— begin Material provided —
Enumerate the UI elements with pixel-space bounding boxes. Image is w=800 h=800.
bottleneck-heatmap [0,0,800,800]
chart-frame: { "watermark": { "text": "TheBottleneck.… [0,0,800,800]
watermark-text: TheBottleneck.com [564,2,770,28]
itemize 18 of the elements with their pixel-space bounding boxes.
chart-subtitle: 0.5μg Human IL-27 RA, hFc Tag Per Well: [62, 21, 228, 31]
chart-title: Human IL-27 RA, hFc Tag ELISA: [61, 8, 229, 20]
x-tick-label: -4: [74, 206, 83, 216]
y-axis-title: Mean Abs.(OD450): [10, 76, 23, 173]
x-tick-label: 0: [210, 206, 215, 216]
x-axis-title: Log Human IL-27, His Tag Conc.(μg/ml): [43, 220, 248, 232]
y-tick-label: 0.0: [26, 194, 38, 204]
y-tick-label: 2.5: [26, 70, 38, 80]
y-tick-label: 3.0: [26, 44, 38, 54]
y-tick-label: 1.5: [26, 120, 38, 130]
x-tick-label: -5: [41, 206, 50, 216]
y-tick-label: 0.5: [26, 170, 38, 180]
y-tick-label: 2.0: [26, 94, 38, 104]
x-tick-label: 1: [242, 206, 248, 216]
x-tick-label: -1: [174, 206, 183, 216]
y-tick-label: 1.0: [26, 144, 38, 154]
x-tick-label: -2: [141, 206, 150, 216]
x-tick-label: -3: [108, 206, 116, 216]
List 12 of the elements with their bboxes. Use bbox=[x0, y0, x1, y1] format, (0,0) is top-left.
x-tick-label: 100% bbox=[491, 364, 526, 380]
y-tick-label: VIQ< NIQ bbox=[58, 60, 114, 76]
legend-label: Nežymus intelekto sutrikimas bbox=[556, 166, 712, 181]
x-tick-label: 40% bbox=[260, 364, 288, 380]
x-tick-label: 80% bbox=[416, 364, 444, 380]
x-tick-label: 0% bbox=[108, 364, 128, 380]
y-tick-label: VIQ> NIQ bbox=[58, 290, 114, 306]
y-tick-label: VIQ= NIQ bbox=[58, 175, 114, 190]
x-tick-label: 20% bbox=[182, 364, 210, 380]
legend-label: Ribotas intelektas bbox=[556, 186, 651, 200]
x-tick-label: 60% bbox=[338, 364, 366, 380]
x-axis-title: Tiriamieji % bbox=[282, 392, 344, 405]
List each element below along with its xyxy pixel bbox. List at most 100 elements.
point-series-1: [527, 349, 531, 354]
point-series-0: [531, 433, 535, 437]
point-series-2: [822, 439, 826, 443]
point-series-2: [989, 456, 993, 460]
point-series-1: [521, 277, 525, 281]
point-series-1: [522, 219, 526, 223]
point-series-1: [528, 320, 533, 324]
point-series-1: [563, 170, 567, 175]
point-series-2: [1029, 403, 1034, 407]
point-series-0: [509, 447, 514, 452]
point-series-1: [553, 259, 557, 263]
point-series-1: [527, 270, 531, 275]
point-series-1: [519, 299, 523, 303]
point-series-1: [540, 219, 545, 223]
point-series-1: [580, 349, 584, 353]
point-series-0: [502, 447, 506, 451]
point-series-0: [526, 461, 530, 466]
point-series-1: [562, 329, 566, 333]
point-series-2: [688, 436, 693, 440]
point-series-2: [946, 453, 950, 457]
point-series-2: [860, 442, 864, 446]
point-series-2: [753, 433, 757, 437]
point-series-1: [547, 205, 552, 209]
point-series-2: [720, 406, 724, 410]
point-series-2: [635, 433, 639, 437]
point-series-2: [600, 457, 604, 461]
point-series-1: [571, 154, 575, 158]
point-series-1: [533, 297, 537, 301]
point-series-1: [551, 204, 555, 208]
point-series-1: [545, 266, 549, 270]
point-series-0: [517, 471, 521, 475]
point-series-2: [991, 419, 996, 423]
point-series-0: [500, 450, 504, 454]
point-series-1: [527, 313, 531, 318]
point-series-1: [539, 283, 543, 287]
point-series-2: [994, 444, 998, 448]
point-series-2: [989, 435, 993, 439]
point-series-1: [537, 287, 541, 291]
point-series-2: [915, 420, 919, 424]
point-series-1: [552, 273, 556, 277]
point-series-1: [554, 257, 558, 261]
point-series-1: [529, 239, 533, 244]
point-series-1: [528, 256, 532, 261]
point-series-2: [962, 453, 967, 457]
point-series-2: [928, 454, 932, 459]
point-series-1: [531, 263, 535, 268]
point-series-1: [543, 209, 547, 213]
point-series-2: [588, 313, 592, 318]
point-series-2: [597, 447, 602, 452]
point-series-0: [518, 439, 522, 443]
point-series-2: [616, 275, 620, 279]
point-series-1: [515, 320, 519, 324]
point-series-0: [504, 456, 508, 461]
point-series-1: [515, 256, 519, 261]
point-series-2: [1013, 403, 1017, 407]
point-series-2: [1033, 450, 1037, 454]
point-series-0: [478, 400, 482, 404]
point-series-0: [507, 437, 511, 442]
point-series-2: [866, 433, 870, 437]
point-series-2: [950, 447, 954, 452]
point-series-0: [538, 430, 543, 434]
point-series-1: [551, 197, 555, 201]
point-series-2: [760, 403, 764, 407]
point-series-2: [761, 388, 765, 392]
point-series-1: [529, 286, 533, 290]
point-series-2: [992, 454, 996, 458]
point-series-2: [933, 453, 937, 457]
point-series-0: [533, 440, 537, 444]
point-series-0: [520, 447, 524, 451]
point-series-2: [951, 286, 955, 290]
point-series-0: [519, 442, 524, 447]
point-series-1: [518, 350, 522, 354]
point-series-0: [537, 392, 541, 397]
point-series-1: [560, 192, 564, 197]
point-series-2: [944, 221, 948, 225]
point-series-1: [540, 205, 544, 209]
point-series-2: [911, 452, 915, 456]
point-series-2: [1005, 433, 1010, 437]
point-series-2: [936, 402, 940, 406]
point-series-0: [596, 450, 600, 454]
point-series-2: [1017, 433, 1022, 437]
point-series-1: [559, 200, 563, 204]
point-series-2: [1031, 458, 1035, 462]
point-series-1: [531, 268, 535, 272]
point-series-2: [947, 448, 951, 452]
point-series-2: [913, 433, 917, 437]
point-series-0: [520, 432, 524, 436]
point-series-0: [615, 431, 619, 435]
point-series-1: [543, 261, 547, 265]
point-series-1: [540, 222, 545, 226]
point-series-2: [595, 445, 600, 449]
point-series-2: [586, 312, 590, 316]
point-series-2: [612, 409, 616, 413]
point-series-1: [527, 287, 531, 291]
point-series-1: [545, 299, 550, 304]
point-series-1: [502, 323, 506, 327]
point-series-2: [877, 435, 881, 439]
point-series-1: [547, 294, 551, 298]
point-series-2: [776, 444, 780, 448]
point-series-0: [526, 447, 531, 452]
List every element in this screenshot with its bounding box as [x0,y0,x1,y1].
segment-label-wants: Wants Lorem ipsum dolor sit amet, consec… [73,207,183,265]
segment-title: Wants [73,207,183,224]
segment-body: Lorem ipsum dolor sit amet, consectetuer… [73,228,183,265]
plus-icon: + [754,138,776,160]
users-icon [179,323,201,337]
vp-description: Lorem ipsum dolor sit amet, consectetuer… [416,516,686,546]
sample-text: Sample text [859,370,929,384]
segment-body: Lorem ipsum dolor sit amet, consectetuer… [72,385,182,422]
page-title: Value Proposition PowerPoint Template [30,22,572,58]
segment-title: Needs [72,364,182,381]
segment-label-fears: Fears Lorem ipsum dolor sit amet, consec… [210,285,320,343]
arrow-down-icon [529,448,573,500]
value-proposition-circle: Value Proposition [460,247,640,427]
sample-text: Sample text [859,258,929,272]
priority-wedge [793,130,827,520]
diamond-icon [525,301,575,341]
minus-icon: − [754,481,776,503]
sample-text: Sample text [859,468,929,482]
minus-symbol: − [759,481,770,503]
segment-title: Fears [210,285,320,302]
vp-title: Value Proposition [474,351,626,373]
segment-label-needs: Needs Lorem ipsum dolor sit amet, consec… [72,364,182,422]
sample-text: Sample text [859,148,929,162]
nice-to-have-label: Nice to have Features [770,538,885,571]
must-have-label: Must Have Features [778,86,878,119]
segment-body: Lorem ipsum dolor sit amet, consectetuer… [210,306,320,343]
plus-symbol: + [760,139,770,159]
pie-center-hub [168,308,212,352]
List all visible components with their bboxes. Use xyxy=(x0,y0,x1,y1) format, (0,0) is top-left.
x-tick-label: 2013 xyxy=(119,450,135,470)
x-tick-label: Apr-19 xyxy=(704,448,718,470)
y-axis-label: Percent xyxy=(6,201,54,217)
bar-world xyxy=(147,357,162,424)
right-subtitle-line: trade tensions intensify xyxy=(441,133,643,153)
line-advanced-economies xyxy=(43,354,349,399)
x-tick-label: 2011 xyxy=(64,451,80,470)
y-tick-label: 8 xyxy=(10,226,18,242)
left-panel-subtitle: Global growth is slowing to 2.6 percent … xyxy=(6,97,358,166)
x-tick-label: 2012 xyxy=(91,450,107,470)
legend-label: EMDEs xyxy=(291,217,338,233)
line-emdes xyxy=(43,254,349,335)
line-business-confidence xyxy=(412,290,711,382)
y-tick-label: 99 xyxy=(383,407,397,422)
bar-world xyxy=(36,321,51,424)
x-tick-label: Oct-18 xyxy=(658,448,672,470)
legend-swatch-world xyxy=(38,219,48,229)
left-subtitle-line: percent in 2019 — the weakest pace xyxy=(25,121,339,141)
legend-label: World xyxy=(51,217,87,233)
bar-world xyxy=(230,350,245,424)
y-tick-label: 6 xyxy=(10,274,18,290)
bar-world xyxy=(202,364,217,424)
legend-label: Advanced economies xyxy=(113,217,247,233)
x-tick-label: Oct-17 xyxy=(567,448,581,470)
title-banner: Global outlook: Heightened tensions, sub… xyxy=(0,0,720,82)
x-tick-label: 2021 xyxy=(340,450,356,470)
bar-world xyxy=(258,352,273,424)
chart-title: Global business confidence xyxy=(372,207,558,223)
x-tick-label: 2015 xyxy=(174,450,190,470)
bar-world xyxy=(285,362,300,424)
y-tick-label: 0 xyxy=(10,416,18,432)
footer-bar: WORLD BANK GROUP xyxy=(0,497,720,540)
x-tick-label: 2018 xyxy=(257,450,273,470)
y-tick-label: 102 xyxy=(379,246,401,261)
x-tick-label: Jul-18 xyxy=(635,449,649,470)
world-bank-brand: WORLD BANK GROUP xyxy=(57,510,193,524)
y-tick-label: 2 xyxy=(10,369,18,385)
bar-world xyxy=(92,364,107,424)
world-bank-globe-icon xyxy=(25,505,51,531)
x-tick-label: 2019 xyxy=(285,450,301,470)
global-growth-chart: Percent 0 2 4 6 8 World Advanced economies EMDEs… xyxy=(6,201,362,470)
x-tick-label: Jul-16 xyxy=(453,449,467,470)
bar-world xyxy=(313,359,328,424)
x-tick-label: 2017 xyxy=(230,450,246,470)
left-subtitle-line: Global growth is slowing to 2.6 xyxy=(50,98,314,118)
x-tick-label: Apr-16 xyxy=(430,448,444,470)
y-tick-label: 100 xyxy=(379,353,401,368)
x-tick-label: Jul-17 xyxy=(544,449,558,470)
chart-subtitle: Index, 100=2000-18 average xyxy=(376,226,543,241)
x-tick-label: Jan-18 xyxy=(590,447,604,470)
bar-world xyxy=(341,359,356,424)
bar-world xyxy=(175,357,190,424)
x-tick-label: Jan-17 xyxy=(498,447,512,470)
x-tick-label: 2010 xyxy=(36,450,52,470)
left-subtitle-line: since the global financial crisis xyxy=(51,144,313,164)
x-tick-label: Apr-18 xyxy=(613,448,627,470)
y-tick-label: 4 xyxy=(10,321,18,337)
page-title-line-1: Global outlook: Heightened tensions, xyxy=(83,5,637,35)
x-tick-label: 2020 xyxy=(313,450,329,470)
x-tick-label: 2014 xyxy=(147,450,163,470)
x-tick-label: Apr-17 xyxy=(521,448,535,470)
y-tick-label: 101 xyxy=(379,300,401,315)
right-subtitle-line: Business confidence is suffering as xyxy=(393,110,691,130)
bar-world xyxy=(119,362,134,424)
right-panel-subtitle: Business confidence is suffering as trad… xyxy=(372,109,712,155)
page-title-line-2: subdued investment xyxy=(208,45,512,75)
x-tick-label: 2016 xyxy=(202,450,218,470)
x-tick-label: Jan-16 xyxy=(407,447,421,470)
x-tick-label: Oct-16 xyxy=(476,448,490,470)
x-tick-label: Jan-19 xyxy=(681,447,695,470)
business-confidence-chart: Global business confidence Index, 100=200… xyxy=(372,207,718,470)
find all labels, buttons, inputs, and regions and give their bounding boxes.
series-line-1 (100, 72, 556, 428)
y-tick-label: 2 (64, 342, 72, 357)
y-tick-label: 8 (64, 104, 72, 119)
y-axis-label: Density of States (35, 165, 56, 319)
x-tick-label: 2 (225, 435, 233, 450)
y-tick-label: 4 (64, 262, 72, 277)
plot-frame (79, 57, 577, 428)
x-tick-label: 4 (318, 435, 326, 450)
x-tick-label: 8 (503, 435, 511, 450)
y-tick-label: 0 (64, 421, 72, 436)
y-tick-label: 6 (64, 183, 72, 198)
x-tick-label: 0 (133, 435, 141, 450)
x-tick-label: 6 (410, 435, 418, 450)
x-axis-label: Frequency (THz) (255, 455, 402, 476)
— end Material provided —
=== Goal of the exercise ===
Reproduce the records above verbatim, beginning at their first line and stopping after the line that contains "y-tick-label: 1.0: [26, 144, 38, 154]", with both end lines included.

=== Answer for the task ===
Enumerate the UI elements with pixel-space bounding boxes. Image is w=800 h=800.
bottleneck-heatmap [0,0,800,800]
chart-frame: { "watermark": { "text": "TheBottleneck.… [0,0,800,800]
watermark-text: TheBottleneck.com [564,2,770,28]
itemize 18 of the elements with their pixel-space bounding boxes.
chart-subtitle: 0.5μg Human IL-27 RA, hFc Tag Per Well: [62, 21, 228, 31]
chart-title: Human IL-27 RA, hFc Tag ELISA: [61, 8, 229, 20]
x-tick-label: -4: [74, 206, 83, 216]
y-axis-title: Mean Abs.(OD450): [10, 76, 23, 173]
x-tick-label: 0: [210, 206, 215, 216]
x-axis-title: Log Human IL-27, His Tag Conc.(μg/ml): [43, 220, 248, 232]
y-tick-label: 0.0: [26, 194, 38, 204]
y-tick-label: 2.5: [26, 70, 38, 80]
y-tick-label: 3.0: [26, 44, 38, 54]
y-tick-label: 1.5: [26, 120, 38, 130]
x-tick-label: -5: [41, 206, 50, 216]
y-tick-label: 0.5: [26, 170, 38, 180]
y-tick-label: 2.0: [26, 94, 38, 104]
x-tick-label: 1: [242, 206, 248, 216]
x-tick-label: -1: [174, 206, 183, 216]
y-tick-label: 1.0: [26, 144, 38, 154]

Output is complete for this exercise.